Stated problem: Set down the data below without change, skipping the pictures it holds.

Supplied entries:
## Start

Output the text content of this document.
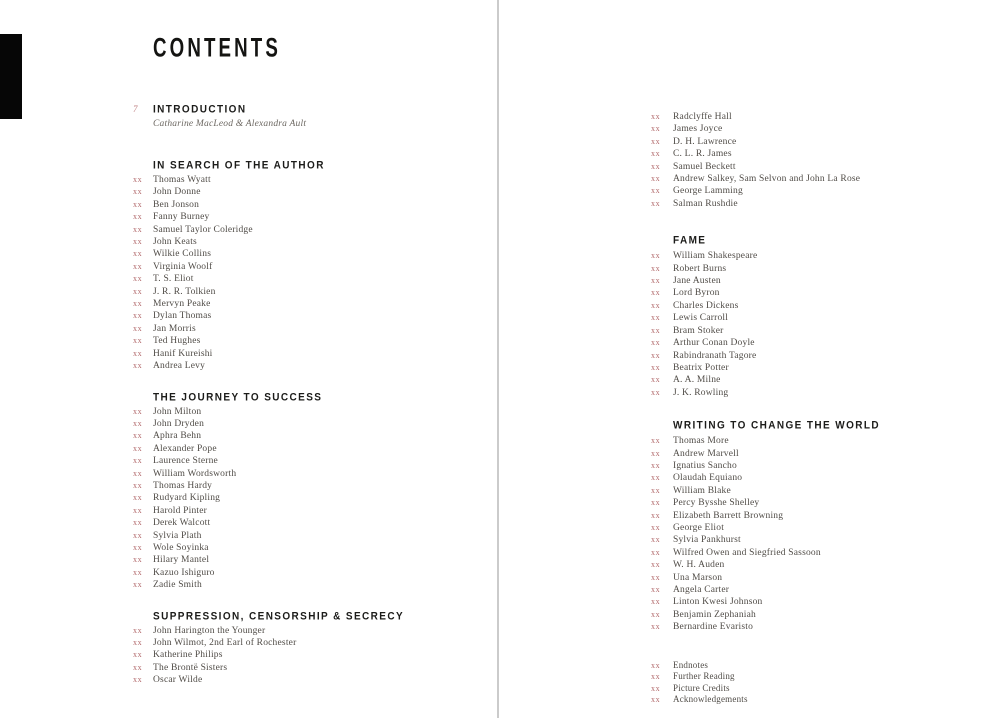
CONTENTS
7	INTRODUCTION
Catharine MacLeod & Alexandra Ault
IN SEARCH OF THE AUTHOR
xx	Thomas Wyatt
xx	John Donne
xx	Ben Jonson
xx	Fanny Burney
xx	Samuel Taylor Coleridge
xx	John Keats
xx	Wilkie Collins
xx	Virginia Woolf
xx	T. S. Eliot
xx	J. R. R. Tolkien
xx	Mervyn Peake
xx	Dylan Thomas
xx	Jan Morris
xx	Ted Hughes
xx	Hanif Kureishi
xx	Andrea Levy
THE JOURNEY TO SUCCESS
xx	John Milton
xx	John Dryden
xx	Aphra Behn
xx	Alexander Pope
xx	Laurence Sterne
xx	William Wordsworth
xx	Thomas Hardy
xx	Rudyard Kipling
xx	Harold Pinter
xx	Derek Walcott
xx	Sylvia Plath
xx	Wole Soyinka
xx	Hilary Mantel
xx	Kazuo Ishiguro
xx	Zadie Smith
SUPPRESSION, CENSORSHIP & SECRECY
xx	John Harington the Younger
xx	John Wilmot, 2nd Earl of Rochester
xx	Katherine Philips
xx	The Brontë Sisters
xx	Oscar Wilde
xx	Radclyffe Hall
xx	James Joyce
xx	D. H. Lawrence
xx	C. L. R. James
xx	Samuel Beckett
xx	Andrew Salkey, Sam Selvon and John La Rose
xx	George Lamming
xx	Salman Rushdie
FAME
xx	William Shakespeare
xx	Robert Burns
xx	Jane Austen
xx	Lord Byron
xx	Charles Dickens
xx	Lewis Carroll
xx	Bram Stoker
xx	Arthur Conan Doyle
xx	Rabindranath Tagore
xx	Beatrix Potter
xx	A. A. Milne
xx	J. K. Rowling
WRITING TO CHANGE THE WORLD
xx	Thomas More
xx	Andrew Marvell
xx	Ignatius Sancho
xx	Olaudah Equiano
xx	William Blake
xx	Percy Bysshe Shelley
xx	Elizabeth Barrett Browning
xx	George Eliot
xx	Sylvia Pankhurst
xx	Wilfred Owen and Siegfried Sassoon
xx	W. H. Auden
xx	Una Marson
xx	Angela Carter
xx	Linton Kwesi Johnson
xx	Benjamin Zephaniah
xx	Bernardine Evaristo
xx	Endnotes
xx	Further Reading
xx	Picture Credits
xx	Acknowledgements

## End

Result for this task:
Output the text content of this document.
CONTENTS
7	INTRODUCTION
Catharine MacLeod & Alexandra Ault
IN SEARCH OF THE AUTHOR
xx	Thomas Wyatt
xx	John Donne
xx	Ben Jonson
xx	Fanny Burney
xx	Samuel Taylor Coleridge
xx	John Keats
xx	Wilkie Collins
xx	Virginia Woolf
xx	T. S. Eliot
xx	J. R. R. Tolkien
xx	Mervyn Peake
xx	Dylan Thomas
xx	Jan Morris
xx	Ted Hughes
xx	Hanif Kureishi
xx	Andrea Levy
THE JOURNEY TO SUCCESS
xx	John Milton
xx	John Dryden
xx	Aphra Behn
xx	Alexander Pope
xx	Laurence Sterne
xx	William Wordsworth
xx	Thomas Hardy
xx	Rudyard Kipling
xx	Harold Pinter
xx	Derek Walcott
xx	Sylvia Plath
xx	Wole Soyinka
xx	Hilary Mantel
xx	Kazuo Ishiguro
xx	Zadie Smith
SUPPRESSION, CENSORSHIP & SECRECY
xx	John Harington the Younger
xx	John Wilmot, 2nd Earl of Rochester
xx	Katherine Philips
xx	The Brontë Sisters
xx	Oscar Wilde
xx	Radclyffe Hall
xx	James Joyce
xx	D. H. Lawrence
xx	C. L. R. James
xx	Samuel Beckett
xx	Andrew Salkey, Sam Selvon and John La Rose
xx	George Lamming
xx	Salman Rushdie
FAME
xx	William Shakespeare
xx	Robert Burns
xx	Jane Austen
xx	Lord Byron
xx	Charles Dickens
xx	Lewis Carroll
xx	Bram Stoker
xx	Arthur Conan Doyle
xx	Rabindranath Tagore
xx	Beatrix Potter
xx	A. A. Milne
xx	J. K. Rowling
WRITING TO CHANGE THE WORLD
xx	Thomas More
xx	Andrew Marvell
xx	Ignatius Sancho
xx	Olaudah Equiano
xx	William Blake
xx	Percy Bysshe Shelley
xx	Elizabeth Barrett Browning
xx	George Eliot
xx	Sylvia Pankhurst
xx	Wilfred Owen and Siegfried Sassoon
xx	W. H. Auden
xx	Una Marson
xx	Angela Carter
xx	Linton Kwesi Johnson
xx	Benjamin Zephaniah
xx	Bernardine Evaristo
xx	Endnotes
xx	Further Reading
xx	Picture Credits
xx	Acknowledgements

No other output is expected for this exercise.